--- start ---

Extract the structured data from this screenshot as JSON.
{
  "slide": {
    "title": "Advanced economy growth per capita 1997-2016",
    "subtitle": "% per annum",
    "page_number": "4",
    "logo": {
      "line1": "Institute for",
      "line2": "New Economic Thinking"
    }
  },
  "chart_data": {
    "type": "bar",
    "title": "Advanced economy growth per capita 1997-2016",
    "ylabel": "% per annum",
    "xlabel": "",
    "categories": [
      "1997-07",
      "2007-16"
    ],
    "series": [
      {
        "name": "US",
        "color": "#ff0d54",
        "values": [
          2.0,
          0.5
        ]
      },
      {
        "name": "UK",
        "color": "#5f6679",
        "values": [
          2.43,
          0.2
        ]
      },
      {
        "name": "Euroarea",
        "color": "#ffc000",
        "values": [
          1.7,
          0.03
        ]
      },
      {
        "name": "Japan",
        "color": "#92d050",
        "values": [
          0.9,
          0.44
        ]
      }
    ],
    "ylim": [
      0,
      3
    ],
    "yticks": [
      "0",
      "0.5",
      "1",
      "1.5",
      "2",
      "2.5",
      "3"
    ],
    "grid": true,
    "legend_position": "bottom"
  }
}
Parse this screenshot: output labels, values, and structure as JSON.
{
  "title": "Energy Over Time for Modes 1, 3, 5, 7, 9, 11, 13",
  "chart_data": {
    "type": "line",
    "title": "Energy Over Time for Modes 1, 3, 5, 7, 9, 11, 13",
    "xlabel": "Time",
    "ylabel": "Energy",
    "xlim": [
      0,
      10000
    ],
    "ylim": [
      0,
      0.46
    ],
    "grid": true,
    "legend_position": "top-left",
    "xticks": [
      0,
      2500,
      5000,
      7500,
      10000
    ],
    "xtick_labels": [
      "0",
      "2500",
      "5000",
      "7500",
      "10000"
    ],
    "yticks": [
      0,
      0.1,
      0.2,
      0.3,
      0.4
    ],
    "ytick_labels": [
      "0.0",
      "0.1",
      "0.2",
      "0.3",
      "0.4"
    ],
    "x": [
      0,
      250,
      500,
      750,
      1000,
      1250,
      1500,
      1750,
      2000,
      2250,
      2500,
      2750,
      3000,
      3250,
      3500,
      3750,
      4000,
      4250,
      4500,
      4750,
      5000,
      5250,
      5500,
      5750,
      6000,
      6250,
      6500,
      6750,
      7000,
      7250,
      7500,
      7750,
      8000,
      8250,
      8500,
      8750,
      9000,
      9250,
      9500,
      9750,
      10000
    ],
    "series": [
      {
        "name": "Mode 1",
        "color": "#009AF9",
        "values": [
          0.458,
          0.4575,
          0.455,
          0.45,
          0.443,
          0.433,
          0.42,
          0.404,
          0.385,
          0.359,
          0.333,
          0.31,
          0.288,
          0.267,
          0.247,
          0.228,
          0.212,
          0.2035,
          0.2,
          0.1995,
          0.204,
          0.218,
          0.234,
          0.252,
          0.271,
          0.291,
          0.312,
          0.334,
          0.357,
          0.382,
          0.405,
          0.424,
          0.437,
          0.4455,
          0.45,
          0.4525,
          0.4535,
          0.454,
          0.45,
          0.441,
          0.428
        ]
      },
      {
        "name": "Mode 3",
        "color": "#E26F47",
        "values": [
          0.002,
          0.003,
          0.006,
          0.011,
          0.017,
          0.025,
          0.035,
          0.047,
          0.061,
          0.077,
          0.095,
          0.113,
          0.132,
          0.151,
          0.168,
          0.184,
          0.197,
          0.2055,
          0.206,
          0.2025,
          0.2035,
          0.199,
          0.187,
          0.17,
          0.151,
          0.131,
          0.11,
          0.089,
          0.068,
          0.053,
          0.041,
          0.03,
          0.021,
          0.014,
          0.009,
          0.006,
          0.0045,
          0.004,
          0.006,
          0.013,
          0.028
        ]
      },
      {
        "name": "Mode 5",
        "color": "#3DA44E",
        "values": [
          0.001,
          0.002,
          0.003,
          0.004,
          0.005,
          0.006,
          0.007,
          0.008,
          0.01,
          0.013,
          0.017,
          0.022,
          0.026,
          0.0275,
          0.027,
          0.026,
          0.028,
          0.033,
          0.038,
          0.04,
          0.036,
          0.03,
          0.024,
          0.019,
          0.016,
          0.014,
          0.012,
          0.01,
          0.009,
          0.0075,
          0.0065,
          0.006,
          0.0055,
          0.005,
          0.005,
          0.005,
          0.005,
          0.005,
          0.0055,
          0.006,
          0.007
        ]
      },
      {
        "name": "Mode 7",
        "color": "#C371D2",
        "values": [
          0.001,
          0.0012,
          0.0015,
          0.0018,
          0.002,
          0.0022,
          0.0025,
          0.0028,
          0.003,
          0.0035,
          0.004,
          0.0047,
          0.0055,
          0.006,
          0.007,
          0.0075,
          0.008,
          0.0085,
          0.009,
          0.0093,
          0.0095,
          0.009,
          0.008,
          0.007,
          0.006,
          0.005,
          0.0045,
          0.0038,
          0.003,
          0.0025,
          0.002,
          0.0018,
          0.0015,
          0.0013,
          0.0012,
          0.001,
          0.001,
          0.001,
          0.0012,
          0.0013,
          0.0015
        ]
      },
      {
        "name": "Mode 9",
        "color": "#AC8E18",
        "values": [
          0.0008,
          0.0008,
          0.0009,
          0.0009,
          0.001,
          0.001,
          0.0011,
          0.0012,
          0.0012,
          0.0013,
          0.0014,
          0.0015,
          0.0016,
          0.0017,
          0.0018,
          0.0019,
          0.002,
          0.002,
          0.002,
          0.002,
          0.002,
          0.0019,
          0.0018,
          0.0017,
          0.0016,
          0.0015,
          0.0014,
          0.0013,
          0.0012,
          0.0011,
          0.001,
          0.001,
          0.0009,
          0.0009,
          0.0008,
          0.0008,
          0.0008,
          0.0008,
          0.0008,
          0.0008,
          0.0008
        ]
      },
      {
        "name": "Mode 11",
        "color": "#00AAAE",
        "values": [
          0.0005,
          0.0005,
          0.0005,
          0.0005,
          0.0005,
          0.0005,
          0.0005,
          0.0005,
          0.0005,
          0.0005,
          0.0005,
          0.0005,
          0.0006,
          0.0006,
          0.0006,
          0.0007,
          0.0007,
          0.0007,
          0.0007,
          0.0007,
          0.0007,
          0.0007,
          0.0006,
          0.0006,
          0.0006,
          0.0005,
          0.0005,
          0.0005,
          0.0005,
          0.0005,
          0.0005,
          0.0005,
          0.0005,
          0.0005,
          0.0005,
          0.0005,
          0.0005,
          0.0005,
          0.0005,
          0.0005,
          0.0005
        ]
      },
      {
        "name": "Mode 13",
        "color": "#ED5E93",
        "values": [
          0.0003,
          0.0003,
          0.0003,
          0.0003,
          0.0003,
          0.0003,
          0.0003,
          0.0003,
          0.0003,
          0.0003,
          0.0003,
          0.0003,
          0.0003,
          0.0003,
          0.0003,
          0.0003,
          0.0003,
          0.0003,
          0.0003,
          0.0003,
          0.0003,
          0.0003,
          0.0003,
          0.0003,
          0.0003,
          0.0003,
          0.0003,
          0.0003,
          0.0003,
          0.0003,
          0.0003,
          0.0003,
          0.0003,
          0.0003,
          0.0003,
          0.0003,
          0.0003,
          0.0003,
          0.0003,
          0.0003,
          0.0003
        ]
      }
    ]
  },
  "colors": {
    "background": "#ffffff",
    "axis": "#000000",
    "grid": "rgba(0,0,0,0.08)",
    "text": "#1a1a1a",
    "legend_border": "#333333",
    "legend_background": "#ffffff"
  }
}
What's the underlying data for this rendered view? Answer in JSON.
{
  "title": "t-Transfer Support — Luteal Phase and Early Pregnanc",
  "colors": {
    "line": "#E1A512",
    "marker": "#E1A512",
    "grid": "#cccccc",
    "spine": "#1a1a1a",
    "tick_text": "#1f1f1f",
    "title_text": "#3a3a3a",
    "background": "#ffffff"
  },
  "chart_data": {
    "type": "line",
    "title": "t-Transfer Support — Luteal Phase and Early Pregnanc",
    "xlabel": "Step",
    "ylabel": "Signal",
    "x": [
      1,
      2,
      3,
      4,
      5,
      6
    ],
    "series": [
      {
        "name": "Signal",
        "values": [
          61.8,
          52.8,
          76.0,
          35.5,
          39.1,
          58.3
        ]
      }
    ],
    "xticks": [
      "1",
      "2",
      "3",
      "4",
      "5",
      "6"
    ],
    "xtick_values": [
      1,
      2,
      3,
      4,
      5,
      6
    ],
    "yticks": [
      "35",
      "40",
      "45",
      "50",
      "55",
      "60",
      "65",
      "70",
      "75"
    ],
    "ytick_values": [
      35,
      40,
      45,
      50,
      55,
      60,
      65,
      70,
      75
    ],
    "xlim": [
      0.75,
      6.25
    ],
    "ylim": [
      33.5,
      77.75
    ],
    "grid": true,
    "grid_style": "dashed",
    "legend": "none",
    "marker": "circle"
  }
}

--- end ---

**GIVEN TASK**
What number of lines in the records contain the word "Support"? Answer with that number alone.

**CORRECT OUTPUT**
2